[Stored entries]
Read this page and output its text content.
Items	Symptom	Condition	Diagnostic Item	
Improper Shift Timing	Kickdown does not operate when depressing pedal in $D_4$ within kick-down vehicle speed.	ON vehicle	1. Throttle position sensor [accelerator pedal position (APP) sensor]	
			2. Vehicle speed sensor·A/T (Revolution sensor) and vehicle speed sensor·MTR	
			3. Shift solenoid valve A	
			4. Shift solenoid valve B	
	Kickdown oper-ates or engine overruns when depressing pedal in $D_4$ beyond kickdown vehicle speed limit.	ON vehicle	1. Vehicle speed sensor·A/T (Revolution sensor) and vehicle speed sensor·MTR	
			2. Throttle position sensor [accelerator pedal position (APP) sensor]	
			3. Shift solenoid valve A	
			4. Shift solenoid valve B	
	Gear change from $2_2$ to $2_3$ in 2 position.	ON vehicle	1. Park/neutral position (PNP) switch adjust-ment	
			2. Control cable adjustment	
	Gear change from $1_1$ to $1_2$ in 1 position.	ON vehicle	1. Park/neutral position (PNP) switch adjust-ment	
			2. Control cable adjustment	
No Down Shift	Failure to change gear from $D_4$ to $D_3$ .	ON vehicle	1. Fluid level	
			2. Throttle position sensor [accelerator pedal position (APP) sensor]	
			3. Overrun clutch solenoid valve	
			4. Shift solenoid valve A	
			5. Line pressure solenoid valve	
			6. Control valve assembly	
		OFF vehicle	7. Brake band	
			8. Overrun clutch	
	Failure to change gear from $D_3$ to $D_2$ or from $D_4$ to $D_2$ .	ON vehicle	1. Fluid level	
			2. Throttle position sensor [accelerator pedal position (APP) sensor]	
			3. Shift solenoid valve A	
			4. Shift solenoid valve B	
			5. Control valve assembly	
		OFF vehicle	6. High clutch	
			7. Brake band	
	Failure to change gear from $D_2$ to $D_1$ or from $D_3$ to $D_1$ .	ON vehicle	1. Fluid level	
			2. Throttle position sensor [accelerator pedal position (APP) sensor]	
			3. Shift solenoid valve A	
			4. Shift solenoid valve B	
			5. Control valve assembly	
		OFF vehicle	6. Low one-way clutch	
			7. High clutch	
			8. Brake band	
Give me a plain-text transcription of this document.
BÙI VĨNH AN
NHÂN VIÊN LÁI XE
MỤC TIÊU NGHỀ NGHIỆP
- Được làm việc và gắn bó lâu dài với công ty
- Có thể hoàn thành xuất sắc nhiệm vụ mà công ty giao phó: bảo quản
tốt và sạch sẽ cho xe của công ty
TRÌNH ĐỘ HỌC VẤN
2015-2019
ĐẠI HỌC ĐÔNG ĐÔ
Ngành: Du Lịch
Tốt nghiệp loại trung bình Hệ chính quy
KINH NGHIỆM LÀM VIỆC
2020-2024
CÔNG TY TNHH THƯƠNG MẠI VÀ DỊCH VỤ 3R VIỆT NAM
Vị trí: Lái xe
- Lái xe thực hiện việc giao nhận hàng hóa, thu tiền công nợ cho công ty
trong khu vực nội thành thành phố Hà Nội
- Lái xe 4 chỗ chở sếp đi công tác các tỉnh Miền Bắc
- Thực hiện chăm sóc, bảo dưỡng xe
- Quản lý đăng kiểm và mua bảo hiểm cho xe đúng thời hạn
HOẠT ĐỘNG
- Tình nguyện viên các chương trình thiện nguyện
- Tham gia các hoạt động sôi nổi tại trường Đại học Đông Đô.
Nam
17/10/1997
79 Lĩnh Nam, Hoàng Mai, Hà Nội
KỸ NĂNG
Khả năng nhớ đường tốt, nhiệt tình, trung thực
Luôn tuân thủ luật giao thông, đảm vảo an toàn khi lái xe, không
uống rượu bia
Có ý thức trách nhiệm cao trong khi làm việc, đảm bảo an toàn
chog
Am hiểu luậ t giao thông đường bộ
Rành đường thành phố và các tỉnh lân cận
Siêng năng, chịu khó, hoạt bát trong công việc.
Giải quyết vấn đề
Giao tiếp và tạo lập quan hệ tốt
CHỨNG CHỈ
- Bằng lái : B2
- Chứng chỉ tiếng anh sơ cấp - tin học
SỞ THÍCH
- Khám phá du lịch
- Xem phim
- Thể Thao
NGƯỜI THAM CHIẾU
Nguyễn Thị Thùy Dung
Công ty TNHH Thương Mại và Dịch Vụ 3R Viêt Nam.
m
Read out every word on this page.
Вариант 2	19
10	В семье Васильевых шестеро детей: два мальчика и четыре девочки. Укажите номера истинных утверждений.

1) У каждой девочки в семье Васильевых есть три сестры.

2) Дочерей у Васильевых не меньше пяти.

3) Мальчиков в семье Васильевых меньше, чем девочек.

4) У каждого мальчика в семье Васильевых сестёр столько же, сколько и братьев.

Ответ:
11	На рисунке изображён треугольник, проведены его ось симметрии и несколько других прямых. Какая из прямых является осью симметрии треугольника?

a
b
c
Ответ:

• Instructions to follow: Every line above that contains the word "clutch" should be reported.

• Task answer:
			3. Overrun clutch solenoid valve	
			8. Overrun clutch	
		OFF vehicle	6. High clutch	
		OFF vehicle	6. Low one-way clutch	
			7. High clutch	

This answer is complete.